>> Start ENTRIES SUPPLIED

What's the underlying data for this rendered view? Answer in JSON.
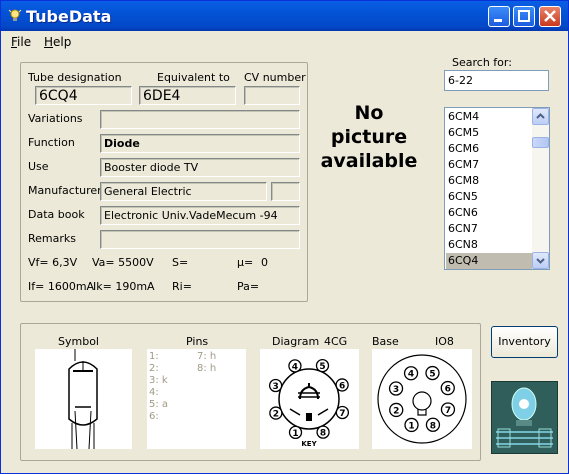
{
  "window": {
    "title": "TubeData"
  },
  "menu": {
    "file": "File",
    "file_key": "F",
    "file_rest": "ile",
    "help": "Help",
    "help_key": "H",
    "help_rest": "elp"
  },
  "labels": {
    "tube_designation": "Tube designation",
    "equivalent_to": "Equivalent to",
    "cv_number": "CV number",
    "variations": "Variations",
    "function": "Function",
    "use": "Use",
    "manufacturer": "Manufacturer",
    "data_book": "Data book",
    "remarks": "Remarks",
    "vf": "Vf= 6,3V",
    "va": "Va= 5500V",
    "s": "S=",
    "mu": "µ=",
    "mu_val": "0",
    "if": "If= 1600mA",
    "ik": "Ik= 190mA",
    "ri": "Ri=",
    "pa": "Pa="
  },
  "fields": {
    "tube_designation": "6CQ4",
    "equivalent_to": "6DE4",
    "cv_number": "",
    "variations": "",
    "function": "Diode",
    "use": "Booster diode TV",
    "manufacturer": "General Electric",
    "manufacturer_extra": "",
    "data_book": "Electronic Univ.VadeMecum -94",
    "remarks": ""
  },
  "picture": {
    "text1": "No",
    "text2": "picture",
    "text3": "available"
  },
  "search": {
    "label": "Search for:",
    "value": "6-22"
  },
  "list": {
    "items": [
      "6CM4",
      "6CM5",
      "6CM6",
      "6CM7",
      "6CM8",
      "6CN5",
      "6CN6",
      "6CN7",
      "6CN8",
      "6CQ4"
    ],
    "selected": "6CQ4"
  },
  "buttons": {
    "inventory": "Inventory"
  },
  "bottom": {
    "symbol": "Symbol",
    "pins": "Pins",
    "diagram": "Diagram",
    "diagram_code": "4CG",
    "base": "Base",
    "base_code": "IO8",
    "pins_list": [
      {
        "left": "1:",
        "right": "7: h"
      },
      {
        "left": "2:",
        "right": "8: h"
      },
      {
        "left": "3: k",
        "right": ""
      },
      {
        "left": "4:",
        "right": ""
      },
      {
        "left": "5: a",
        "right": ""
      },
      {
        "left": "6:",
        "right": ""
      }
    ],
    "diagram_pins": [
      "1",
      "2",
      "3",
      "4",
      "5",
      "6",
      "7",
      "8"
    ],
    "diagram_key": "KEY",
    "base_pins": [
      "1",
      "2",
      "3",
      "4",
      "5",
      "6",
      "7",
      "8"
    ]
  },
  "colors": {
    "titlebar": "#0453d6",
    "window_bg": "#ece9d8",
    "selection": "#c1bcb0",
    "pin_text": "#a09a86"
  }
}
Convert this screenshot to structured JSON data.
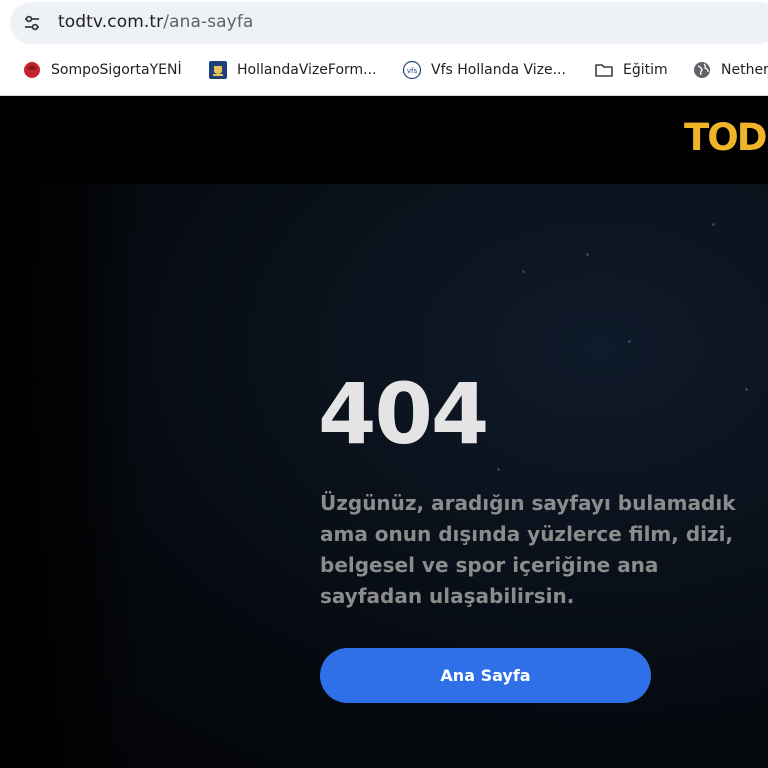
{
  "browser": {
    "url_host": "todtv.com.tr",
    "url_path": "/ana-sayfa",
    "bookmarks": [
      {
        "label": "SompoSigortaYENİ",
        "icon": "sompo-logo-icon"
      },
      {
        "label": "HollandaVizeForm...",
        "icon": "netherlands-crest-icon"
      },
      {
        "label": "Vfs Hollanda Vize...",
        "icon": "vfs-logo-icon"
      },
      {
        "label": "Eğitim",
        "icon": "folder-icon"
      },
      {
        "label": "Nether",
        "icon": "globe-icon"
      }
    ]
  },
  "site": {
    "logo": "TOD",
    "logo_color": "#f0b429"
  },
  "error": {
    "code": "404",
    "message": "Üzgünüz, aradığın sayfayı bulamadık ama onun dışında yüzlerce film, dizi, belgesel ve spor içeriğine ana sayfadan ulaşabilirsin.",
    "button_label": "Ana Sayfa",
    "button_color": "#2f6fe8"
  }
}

>> End ENTRIES SUPPLIED
>> Start ENTRIES SUPPLIED

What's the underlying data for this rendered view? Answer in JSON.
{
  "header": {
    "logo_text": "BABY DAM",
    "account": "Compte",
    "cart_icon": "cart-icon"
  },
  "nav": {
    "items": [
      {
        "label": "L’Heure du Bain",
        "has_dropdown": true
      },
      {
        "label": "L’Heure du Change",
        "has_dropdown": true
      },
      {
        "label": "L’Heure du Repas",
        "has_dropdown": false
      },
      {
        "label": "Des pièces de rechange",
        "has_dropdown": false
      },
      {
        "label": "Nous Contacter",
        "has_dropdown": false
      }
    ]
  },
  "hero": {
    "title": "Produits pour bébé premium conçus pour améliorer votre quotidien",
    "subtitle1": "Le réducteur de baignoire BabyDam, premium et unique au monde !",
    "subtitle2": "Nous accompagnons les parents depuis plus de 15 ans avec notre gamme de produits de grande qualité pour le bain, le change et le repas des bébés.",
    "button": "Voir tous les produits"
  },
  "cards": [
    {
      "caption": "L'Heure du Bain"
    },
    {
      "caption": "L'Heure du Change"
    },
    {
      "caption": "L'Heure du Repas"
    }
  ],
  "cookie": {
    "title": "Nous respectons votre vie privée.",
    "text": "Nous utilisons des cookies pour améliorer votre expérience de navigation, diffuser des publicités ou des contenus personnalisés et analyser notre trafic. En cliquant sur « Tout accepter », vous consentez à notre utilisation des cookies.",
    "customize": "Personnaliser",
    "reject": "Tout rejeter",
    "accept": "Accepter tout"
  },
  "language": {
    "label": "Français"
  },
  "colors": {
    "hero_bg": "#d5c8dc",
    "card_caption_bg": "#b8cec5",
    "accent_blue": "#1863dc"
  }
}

>> End ENTRIES SUPPLIED
>> Start ENTRIES SUPPLIED

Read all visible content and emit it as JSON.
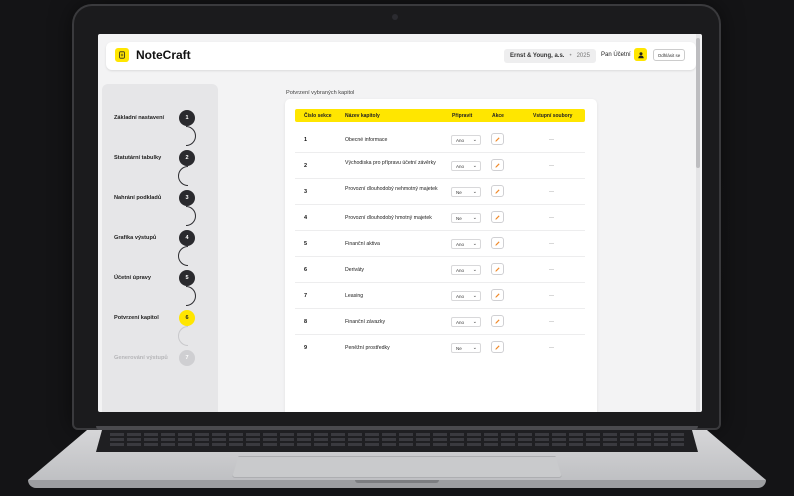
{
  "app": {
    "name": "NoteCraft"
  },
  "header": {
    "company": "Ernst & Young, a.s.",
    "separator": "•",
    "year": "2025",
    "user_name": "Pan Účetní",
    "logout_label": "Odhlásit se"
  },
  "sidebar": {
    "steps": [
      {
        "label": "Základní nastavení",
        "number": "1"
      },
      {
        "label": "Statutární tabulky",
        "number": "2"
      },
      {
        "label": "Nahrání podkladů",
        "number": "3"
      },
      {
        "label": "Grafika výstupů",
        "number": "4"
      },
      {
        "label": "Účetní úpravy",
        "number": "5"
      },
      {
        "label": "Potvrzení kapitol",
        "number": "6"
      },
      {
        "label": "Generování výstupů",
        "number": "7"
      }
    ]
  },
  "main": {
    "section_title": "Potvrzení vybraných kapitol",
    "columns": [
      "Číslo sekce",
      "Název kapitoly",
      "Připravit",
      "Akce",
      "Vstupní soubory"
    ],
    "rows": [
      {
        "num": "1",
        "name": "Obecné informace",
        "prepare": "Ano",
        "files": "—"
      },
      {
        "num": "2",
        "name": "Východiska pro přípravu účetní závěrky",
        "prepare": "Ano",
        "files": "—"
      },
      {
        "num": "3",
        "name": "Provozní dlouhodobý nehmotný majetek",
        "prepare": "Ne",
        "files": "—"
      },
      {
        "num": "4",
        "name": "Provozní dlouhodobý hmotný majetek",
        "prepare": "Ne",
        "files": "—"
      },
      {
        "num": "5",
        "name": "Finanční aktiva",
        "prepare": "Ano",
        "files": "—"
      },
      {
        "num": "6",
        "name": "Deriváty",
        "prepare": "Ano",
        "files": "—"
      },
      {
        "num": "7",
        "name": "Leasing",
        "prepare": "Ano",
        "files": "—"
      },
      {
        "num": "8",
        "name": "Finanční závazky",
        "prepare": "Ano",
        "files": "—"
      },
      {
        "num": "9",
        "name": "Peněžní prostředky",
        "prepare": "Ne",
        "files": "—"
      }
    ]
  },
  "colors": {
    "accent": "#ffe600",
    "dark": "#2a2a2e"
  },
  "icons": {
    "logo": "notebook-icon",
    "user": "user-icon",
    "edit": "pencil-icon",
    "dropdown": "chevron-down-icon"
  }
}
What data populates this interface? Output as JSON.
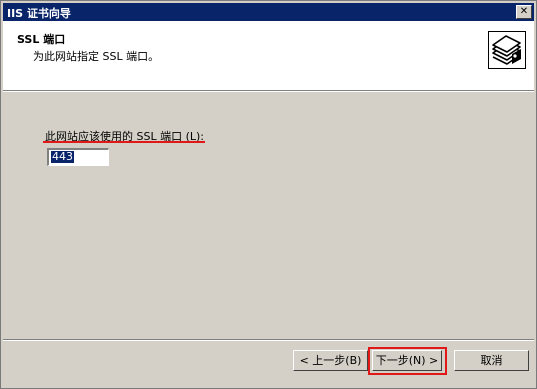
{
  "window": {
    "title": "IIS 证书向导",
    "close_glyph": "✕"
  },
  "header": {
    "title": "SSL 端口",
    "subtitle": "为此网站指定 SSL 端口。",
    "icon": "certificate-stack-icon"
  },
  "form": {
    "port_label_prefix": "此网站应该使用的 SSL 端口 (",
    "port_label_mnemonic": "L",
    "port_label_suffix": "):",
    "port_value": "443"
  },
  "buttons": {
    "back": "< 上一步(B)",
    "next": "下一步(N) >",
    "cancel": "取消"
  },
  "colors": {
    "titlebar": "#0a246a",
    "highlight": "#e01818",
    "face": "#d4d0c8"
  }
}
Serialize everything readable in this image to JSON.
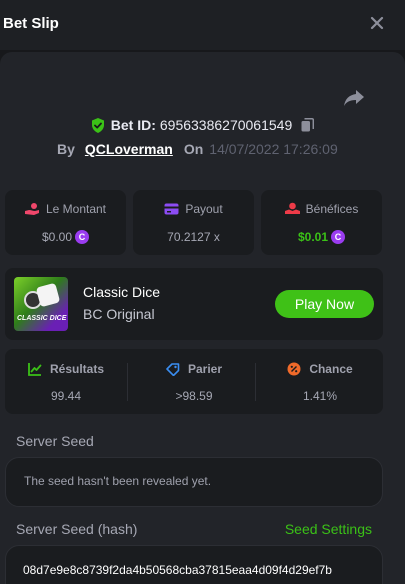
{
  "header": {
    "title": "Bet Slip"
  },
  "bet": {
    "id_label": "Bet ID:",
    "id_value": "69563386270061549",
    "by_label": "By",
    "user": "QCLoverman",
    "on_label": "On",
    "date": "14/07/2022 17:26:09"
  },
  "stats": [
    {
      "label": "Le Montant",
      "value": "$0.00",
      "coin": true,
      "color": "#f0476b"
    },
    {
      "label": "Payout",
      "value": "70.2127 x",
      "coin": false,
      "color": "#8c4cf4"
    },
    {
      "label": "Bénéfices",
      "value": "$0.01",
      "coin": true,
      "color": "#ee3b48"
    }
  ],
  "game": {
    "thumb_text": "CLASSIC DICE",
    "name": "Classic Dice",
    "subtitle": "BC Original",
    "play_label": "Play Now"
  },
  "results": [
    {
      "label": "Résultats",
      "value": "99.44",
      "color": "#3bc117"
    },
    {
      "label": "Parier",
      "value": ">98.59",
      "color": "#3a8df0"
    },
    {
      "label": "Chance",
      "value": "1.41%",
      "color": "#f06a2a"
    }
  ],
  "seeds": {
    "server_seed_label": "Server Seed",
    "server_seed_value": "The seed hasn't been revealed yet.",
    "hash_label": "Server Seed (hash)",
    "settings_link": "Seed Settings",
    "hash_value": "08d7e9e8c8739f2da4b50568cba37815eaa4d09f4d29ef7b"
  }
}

>> End ENTRIES SUPPLIED

[TO BE DONE]
Locate the lines above that contain "premium" and copy them.

[THE RESPONSE]
    "title": "Produits pour bébé premium conçus pour améliorer votre quotidien",
    "subtitle1": "Le réducteur de baignoire BabyDam, premium et unique au monde !",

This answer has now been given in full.